WRITTEN EXERCISE >> Update everything from the start of the lines down to the line containing "- y2-tick-label: 20: [717, 330, 732, 346]" by replacing "Sample" with "Specimen" and leaving all else unchanged. Give only those lines.
□ □ □
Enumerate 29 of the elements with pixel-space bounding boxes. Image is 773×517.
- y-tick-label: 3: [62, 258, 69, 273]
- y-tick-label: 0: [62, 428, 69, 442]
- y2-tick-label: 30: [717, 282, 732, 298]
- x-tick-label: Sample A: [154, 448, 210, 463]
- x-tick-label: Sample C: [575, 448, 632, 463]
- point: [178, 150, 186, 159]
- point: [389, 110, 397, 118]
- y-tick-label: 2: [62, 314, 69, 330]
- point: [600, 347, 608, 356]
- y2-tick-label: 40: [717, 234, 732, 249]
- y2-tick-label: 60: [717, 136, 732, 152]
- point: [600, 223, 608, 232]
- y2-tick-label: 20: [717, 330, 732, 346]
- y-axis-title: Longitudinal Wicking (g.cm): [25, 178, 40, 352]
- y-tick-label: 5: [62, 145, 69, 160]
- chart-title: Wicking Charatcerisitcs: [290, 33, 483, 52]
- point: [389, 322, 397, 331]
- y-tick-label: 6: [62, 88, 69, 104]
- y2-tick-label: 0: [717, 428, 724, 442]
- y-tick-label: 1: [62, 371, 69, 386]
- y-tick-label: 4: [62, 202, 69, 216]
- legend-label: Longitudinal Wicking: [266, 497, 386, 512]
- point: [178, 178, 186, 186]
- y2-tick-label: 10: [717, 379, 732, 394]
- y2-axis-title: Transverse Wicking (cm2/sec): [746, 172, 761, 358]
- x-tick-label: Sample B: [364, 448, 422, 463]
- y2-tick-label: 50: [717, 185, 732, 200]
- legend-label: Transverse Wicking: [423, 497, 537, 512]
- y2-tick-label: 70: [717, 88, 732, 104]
□ □ □
RESULT FOR THIS TASK >>
Enumerate 29 of the elements with pixel-space bounding boxes. Image is 773×517.
- y-tick-label: 3: [62, 258, 69, 273]
- y-tick-label: 0: [62, 428, 69, 442]
- y2-tick-label: 30: [717, 282, 732, 298]
- x-tick-label: Specimen A: [154, 448, 210, 463]
- x-tick-label: Specimen C: [575, 448, 632, 463]
- point: [178, 150, 186, 159]
- point: [389, 110, 397, 118]
- y-tick-label: 2: [62, 314, 69, 330]
- point: [600, 347, 608, 356]
- y2-tick-label: 40: [717, 234, 732, 249]
- y2-tick-label: 60: [717, 136, 732, 152]
- point: [600, 223, 608, 232]
- y2-tick-label: 20: [717, 330, 732, 346]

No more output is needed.